_EXERCISE DETAILS:_ List every person named under "Wisden" in the Honours section of the 1951 English cricket season text.

TEXT FOR ANALYSIS below:

= 1951 English cricket season =

1951 was the 52nd season of County Championship cricket in England. It produced a surprise title for Warwickshire, their first for forty years and only the second in their history.

It was the first achieved under a professional captain, Tom Dollery, one of the Wisden Cricketers of the Year in 1952. It was a comfortable victory as Warwickshire won 16 matches while second-placed Yorkshire won 12 and lost twice convincingly to Warwickshire.

South Africa toured England to compete in a test series in which England won 3–1.

==Honours==
- County Championship - Warwickshire
- Minor Counties Championship - Kent II
- Wisden - Bob Appleyard, Tom Dollery, Jim Laker, Peter May, Eric Rowan

==Test series==

England defeated South Africa 3–1 with one match drawn.

End of TEXT FOR ANALYSIS.
RECORDS below:

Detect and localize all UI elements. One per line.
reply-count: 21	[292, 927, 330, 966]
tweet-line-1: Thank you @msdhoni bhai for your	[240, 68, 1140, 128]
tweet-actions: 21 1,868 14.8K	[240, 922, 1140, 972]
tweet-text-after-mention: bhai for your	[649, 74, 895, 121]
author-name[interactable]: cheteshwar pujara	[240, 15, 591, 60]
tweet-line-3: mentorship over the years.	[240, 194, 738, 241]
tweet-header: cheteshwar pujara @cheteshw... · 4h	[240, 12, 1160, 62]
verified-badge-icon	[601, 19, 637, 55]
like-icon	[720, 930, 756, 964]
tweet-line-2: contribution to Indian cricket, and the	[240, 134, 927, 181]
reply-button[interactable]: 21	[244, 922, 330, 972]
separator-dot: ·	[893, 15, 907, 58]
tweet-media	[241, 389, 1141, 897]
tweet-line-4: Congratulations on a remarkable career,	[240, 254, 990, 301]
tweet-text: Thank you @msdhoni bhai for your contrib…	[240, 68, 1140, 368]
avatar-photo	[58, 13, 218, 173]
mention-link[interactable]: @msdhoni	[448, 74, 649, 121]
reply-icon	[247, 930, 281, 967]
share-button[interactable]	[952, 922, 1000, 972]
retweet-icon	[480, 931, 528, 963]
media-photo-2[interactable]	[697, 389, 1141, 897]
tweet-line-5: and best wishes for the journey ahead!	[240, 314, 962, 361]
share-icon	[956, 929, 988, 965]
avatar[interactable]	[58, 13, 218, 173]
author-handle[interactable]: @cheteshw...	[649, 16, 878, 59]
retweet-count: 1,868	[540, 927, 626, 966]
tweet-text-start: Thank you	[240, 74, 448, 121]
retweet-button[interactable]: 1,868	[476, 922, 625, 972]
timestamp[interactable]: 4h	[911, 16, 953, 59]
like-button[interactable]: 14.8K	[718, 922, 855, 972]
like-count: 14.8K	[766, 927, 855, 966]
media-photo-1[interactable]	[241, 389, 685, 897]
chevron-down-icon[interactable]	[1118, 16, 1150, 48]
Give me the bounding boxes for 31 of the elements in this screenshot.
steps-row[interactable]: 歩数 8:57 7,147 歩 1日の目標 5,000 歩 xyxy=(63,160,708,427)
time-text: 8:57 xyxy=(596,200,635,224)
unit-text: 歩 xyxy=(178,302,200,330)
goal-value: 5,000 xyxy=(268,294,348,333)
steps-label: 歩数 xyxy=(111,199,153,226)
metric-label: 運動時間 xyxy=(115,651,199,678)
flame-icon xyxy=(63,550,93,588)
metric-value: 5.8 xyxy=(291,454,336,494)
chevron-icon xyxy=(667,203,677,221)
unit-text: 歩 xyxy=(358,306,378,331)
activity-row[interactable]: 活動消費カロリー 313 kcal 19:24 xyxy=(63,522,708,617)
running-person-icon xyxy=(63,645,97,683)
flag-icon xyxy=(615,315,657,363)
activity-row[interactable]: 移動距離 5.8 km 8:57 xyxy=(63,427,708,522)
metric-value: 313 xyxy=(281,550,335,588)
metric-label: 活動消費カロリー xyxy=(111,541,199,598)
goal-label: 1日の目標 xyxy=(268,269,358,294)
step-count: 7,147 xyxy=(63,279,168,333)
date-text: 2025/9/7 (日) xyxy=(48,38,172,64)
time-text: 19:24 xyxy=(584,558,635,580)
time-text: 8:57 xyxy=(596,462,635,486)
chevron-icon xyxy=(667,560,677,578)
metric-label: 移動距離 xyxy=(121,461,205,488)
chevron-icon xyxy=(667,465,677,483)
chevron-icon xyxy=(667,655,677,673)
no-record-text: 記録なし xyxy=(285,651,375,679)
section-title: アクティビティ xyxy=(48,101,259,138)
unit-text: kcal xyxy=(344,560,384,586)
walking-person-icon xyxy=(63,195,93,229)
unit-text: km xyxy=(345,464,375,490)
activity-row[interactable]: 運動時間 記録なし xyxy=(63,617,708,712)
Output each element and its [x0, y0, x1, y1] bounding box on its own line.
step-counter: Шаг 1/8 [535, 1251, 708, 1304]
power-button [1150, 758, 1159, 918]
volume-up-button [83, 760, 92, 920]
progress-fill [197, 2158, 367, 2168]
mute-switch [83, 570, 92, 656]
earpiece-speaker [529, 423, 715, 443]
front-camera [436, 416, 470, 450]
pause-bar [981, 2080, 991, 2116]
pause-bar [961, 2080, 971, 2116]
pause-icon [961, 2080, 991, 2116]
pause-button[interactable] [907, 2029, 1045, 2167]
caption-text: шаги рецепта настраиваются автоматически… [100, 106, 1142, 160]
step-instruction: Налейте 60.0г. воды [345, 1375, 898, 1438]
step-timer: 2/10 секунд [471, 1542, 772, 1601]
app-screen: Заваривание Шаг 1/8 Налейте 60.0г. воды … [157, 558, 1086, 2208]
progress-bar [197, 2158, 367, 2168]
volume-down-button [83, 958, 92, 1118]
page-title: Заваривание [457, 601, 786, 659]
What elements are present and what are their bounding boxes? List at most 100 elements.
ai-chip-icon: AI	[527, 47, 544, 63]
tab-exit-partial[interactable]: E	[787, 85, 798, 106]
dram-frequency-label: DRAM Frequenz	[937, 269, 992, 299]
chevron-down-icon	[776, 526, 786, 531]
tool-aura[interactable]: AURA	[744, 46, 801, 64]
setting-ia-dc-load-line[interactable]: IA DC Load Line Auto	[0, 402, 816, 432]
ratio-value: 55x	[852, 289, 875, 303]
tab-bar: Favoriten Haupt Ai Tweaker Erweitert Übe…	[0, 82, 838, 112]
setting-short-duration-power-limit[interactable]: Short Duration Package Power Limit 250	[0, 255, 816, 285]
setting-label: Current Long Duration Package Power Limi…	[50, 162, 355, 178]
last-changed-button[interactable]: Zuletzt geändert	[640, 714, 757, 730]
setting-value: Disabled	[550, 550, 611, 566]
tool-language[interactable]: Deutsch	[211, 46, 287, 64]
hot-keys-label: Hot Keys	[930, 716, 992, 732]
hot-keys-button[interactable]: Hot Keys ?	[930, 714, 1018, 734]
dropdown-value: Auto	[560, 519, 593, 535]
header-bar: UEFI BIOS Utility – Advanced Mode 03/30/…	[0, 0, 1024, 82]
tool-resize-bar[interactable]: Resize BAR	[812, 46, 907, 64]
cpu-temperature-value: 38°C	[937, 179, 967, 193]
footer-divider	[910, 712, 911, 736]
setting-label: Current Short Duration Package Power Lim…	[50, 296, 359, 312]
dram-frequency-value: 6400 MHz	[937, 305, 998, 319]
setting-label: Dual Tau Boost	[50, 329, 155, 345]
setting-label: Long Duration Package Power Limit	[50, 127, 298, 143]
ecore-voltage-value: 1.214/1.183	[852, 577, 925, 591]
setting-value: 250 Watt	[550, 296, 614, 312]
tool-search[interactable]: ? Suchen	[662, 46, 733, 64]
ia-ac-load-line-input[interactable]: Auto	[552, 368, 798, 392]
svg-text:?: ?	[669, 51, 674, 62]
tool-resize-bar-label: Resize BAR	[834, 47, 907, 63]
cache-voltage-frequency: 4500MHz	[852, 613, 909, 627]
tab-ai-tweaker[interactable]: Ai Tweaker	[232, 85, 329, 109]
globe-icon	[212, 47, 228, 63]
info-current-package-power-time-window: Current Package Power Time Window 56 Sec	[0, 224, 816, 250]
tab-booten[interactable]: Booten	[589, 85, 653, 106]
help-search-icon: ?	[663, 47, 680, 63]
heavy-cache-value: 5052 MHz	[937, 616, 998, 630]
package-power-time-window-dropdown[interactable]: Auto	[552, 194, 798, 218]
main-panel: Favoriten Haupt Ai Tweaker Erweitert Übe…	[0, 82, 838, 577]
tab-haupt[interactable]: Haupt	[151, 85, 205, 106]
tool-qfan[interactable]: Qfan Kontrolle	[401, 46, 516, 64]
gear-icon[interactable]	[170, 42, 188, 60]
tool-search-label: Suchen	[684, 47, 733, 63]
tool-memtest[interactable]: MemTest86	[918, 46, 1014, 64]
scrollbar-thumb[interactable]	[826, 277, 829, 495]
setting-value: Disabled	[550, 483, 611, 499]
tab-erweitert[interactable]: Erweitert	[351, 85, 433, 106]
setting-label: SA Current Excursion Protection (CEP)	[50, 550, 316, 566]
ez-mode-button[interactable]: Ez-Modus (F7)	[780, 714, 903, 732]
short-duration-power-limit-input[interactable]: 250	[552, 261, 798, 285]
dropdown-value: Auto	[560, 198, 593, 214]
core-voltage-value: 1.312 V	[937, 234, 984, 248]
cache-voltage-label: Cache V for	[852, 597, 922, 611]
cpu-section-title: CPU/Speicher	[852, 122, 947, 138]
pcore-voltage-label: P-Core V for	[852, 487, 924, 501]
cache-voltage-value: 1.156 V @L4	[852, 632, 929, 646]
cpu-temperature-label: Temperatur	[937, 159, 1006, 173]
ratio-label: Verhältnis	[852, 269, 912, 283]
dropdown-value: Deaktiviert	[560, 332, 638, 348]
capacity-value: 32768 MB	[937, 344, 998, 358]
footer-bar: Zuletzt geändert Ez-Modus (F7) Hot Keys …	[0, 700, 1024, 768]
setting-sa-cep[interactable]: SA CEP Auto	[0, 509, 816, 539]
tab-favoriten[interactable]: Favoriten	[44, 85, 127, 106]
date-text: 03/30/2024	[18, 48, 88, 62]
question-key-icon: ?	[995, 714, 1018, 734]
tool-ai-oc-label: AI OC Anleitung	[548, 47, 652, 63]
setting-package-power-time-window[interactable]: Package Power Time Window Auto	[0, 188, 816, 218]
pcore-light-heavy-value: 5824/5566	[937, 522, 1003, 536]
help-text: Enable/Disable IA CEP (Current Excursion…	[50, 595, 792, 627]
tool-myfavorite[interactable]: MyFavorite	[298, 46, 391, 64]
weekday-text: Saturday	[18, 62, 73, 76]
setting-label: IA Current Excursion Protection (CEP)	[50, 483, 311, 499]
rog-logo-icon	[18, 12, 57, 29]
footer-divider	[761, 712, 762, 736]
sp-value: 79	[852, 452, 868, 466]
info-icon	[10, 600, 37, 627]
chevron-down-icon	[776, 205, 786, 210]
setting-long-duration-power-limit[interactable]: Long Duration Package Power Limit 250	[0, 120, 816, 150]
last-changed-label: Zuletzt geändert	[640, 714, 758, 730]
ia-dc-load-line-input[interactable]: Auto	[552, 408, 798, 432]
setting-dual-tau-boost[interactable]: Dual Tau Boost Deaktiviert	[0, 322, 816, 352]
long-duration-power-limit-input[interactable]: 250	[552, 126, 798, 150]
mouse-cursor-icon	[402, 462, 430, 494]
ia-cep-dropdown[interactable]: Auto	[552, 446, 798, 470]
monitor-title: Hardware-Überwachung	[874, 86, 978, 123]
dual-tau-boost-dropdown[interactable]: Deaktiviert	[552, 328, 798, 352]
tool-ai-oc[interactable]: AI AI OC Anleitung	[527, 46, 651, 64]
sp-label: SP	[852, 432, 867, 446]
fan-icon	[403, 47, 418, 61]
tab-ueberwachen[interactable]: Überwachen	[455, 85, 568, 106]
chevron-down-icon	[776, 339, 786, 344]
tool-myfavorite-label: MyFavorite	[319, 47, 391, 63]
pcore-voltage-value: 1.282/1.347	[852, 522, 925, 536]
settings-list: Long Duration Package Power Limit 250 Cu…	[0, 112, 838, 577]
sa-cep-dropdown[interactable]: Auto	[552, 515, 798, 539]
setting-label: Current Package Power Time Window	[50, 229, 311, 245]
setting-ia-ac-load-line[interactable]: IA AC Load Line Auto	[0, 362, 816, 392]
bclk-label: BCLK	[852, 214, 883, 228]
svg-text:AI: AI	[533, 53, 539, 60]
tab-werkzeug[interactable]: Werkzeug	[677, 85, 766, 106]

End of RECORDS.

_RESULT:_ Bob Appleyard, Tom Dollery, Jim Laker, Peter May, Eric Rowan